Element placement data:
==================================================

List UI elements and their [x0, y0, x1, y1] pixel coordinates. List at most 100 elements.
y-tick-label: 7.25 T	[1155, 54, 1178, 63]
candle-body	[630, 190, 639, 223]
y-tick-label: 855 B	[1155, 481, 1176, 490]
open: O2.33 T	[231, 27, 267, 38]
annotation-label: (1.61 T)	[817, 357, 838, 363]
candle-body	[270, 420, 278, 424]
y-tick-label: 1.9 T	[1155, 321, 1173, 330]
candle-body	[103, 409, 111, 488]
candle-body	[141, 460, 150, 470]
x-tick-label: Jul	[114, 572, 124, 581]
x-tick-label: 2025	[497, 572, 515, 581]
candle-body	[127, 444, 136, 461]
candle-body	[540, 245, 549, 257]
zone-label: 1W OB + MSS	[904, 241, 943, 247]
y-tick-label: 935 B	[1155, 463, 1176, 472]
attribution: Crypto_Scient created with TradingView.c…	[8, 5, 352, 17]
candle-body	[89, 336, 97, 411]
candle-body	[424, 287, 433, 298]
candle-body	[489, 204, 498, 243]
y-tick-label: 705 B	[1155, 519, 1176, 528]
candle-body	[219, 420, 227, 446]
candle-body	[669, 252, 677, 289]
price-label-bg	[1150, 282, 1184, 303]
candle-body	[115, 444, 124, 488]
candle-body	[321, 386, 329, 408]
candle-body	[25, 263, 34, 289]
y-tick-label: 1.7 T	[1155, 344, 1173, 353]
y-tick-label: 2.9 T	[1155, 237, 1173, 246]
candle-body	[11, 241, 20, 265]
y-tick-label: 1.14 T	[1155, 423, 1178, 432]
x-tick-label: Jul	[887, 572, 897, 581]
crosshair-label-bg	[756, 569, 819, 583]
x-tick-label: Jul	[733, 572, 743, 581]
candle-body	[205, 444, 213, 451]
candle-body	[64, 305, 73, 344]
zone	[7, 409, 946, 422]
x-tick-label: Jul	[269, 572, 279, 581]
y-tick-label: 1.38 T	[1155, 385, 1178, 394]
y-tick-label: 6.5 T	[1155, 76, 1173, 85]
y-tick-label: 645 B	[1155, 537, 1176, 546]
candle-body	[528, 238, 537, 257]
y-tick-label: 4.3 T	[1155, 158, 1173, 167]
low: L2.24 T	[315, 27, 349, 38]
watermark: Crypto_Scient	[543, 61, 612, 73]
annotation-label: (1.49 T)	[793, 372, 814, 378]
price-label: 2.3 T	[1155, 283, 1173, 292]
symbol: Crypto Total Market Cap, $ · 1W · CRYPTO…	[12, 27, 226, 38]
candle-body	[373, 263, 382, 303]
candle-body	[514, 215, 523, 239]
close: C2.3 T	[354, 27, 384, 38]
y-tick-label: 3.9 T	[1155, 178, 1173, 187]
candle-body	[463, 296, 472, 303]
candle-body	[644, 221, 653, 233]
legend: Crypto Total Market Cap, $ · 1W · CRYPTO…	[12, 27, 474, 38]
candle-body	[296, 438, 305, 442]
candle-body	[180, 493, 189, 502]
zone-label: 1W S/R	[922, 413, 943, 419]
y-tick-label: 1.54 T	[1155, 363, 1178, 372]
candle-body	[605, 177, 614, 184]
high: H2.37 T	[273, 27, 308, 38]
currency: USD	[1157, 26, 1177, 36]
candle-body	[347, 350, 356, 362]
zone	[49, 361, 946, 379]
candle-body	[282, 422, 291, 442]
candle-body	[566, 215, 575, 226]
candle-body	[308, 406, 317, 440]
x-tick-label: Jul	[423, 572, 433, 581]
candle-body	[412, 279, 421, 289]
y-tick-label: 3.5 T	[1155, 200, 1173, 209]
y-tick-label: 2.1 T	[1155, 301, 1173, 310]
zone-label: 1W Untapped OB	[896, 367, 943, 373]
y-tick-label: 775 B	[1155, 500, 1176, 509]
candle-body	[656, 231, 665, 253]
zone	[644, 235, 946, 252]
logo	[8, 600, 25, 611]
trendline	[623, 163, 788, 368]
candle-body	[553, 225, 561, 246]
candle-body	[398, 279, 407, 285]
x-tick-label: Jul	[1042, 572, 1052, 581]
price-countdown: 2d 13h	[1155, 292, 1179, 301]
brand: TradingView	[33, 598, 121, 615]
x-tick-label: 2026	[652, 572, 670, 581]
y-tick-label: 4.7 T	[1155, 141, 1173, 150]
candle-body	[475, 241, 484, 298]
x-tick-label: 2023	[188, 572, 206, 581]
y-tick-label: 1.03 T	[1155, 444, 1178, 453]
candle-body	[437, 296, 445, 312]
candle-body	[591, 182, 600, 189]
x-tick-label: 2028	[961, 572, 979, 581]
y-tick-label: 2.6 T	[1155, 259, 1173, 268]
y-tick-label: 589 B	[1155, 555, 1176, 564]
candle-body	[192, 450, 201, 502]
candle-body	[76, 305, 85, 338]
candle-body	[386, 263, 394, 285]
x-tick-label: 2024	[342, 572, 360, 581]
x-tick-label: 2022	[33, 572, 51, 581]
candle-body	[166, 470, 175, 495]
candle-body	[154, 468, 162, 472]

==================================================

**Job**
Arrange every line of the records as a numbered list, omitting any blank lines.

**Result**
1. List UI elements and their [x0, y0, x1, y1] pixel coordinates. List at most 100 elements.
2. y-tick-label: 7.25 T	[1155, 54, 1178, 63]
3. candle-body	[630, 190, 639, 223]
4. y-tick-label: 855 B	[1155, 481, 1176, 490]
5. open: O2.33 T	[231, 27, 267, 38]
6. annotation-label: (1.61 T)	[817, 357, 838, 363]
7. candle-body	[270, 420, 278, 424]
8. y-tick-label: 1.9 T	[1155, 321, 1173, 330]
9. candle-body	[103, 409, 111, 488]
10. candle-body	[141, 460, 150, 470]
11. x-tick-label: Jul	[114, 572, 124, 581]
12. x-tick-label: 2025	[497, 572, 515, 581]
13. candle-body	[127, 444, 136, 461]
14. candle-body	[540, 245, 549, 257]
15. zone-label: 1W OB + MSS	[904, 241, 943, 247]
16. y-tick-label: 935 B	[1155, 463, 1176, 472]
17. attribution: Crypto_Scient created with TradingView.c…	[8, 5, 352, 17]
18. candle-body	[89, 336, 97, 411]
19. candle-body	[424, 287, 433, 298]
20. candle-body	[489, 204, 498, 243]
21. y-tick-label: 705 B	[1155, 519, 1176, 528]
22. candle-body	[219, 420, 227, 446]
23. candle-body	[669, 252, 677, 289]
24. price-label-bg	[1150, 282, 1184, 303]
25. candle-body	[115, 444, 124, 488]
26. candle-body	[321, 386, 329, 408]
27. candle-body	[25, 263, 34, 289]
28. y-tick-label: 1.7 T	[1155, 344, 1173, 353]
29. y-tick-label: 2.9 T	[1155, 237, 1173, 246]
30. candle-body	[11, 241, 20, 265]
31. y-tick-label: 1.14 T	[1155, 423, 1178, 432]
32. x-tick-label: Jul	[887, 572, 897, 581]
33. crosshair-label-bg	[756, 569, 819, 583]
34. x-tick-label: Jul	[733, 572, 743, 581]
35. candle-body	[205, 444, 213, 451]
36. candle-body	[64, 305, 73, 344]
37. zone	[7, 409, 946, 422]
38. x-tick-label: Jul	[269, 572, 279, 581]
39. y-tick-label: 1.38 T	[1155, 385, 1178, 394]
40. y-tick-label: 6.5 T	[1155, 76, 1173, 85]
41. y-tick-label: 645 B	[1155, 537, 1176, 546]
42. candle-body	[528, 238, 537, 257]
43. y-tick-label: 4.3 T	[1155, 158, 1173, 167]
44. low: L2.24 T	[315, 27, 349, 38]
45. watermark: Crypto_Scient	[543, 61, 612, 73]
46. annotation-label: (1.49 T)	[793, 372, 814, 378]
47. price-label: 2.3 T	[1155, 283, 1173, 292]
48. symbol: Crypto Total Market Cap, $ · 1W · CRYPTO…	[12, 27, 226, 38]
49. candle-body	[373, 263, 382, 303]
50. candle-body	[514, 215, 523, 239]
51. close: C2.3 T	[354, 27, 384, 38]
52. y-tick-label: 3.9 T	[1155, 178, 1173, 187]
53. candle-body	[463, 296, 472, 303]
54. candle-body	[644, 221, 653, 233]
55. legend: Crypto Total Market Cap, $ · 1W · CRYPTO…	[12, 27, 474, 38]
56. candle-body	[296, 438, 305, 442]
57. candle-body	[180, 493, 189, 502]
58. zone-label: 1W S/R	[922, 413, 943, 419]
59. y-tick-label: 1.54 T	[1155, 363, 1178, 372]
60. candle-body	[605, 177, 614, 184]
61. high: H2.37 T	[273, 27, 308, 38]
62. currency: USD	[1157, 26, 1177, 36]
63. candle-body	[347, 350, 356, 362]
64. zone	[49, 361, 946, 379]
65. candle-body	[282, 422, 291, 442]
66. candle-body	[566, 215, 575, 226]
67. candle-body	[308, 406, 317, 440]
68. x-tick-label: Jul	[423, 572, 433, 581]
69. candle-body	[412, 279, 421, 289]
70. y-tick-label: 3.5 T	[1155, 200, 1173, 209]
71. y-tick-label: 2.1 T	[1155, 301, 1173, 310]
72. zone-label: 1W Untapped OB	[896, 367, 943, 373]
73. y-tick-label: 775 B	[1155, 500, 1176, 509]
74. candle-body	[656, 231, 665, 253]
75. zone	[644, 235, 946, 252]
76. logo	[8, 600, 25, 611]
77. trendline	[623, 163, 788, 368]
78. candle-body	[553, 225, 561, 246]
79. candle-body	[398, 279, 407, 285]
80. x-tick-label: Jul	[1042, 572, 1052, 581]
81. price-countdown: 2d 13h	[1155, 292, 1179, 301]
82. brand: TradingView	[33, 598, 121, 615]
83. x-tick-label: 2026	[652, 572, 670, 581]
84. y-tick-label: 4.7 T	[1155, 141, 1173, 150]
85. candle-body	[475, 241, 484, 298]
86. x-tick-label: 2023	[188, 572, 206, 581]
87. y-tick-label: 1.03 T	[1155, 444, 1178, 453]
88. candle-body	[437, 296, 445, 312]
89. candle-body	[591, 182, 600, 189]
90. x-tick-label: 2028	[961, 572, 979, 581]
91. y-tick-label: 2.6 T	[1155, 259, 1173, 268]
92. y-tick-label: 589 B	[1155, 555, 1176, 564]
93. candle-body	[192, 450, 201, 502]
94. candle-body	[76, 305, 85, 338]
95. candle-body	[386, 263, 394, 285]
96. x-tick-label: 2024	[342, 572, 360, 581]
97. x-tick-label: 2022	[33, 572, 51, 581]
98. candle-body	[166, 470, 175, 495]
99. candle-body	[154, 468, 162, 472]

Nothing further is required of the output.